> [EXERCISE OBJECTIVE] Collect all lines from the listing that include the string "JSON".

[BEGIN INPUT]

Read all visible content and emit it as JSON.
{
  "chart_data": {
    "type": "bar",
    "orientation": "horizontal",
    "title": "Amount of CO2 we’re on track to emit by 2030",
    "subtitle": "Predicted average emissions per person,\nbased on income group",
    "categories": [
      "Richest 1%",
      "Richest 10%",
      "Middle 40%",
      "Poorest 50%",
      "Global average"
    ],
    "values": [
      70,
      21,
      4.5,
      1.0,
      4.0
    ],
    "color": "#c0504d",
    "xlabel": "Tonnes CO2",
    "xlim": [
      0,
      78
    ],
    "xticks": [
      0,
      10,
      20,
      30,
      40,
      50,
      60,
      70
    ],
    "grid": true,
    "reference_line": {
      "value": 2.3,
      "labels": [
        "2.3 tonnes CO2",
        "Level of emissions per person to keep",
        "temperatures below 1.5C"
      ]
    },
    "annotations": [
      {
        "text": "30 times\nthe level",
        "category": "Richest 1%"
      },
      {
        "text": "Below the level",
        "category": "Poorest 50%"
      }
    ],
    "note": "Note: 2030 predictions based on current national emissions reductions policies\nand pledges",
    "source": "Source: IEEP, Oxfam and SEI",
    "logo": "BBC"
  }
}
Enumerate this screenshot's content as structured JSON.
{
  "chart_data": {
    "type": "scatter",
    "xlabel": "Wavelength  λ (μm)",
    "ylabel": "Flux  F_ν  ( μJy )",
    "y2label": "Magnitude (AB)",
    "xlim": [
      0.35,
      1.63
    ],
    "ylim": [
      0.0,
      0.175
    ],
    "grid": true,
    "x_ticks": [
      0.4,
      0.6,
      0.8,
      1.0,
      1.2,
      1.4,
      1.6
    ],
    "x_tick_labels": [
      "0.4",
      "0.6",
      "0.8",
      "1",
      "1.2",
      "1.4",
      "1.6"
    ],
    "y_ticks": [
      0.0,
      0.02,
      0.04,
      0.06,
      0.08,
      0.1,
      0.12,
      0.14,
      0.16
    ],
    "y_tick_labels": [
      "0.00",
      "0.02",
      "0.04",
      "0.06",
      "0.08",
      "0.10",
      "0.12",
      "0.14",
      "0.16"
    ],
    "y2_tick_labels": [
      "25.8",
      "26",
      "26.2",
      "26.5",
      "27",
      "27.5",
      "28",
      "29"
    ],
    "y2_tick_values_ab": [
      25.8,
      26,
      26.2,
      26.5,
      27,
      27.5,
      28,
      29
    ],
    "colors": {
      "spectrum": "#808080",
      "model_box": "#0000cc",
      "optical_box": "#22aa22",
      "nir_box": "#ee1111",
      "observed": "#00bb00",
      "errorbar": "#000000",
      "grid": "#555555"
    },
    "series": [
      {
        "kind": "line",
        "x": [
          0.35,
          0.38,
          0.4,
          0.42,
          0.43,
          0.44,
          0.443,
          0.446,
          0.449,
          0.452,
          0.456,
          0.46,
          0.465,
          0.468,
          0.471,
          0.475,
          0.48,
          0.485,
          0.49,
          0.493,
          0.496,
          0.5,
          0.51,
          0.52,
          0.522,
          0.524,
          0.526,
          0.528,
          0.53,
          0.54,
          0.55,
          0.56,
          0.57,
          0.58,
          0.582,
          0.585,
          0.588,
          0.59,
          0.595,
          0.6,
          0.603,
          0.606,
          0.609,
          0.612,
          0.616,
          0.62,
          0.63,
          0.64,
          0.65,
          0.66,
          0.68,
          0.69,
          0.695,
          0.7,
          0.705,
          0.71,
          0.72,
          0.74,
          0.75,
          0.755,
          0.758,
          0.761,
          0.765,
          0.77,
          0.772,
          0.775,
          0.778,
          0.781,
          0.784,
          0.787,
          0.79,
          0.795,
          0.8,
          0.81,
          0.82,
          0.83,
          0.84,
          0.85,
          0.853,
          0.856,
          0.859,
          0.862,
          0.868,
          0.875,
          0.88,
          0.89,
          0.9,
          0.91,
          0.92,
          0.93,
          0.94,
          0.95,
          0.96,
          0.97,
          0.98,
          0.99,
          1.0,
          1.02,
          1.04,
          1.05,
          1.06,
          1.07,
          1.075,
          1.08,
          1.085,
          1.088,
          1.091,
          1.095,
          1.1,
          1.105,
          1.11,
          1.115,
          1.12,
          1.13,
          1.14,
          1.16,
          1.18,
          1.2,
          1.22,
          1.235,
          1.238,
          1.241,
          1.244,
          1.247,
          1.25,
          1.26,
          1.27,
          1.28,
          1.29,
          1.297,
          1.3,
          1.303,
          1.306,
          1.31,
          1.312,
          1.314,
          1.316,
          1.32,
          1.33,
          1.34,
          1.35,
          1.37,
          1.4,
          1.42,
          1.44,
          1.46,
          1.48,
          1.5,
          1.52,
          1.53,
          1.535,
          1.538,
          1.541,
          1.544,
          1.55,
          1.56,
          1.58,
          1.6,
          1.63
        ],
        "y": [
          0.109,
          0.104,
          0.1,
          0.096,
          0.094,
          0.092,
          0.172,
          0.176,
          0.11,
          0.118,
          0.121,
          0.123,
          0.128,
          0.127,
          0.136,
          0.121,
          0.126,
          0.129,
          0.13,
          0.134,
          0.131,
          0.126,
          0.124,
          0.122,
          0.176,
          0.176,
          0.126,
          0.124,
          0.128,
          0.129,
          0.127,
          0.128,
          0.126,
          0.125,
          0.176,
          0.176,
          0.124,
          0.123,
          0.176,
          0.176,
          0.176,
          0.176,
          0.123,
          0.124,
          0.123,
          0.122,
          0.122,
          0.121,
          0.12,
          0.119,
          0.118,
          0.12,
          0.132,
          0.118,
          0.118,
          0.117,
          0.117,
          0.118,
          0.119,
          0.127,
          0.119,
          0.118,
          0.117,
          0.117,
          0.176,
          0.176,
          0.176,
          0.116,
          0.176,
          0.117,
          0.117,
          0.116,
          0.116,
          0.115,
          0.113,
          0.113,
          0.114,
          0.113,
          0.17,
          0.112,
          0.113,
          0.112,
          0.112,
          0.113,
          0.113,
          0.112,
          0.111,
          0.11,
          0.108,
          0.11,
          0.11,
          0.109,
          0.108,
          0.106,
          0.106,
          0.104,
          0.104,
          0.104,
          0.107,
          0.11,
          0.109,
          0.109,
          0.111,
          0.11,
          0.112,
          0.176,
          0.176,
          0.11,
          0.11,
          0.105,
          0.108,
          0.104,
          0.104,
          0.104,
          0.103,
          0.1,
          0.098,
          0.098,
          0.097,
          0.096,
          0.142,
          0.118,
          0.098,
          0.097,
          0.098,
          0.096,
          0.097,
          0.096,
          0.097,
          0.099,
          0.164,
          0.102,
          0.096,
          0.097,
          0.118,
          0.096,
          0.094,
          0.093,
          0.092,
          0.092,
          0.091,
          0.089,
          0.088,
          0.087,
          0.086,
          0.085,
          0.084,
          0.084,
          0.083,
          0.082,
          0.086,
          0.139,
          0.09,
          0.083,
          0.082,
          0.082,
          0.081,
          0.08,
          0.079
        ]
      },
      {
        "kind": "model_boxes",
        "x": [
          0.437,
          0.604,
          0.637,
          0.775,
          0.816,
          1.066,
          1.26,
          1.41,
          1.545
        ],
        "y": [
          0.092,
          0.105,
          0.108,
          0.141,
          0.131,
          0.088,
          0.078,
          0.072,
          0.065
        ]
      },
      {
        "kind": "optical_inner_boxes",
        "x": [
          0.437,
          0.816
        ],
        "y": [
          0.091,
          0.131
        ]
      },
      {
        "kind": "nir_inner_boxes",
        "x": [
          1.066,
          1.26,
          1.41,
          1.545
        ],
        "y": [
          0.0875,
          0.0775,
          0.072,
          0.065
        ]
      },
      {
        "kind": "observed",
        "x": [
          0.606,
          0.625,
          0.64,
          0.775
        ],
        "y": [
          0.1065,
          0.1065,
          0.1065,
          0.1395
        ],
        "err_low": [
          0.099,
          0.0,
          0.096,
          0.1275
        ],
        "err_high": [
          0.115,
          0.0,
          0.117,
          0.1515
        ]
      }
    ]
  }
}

[END INPUT]

> [COMPLETE OUTPUT]
Read all visible content and emit it as JSON.
Enumerate this screenshot's content as structured JSON.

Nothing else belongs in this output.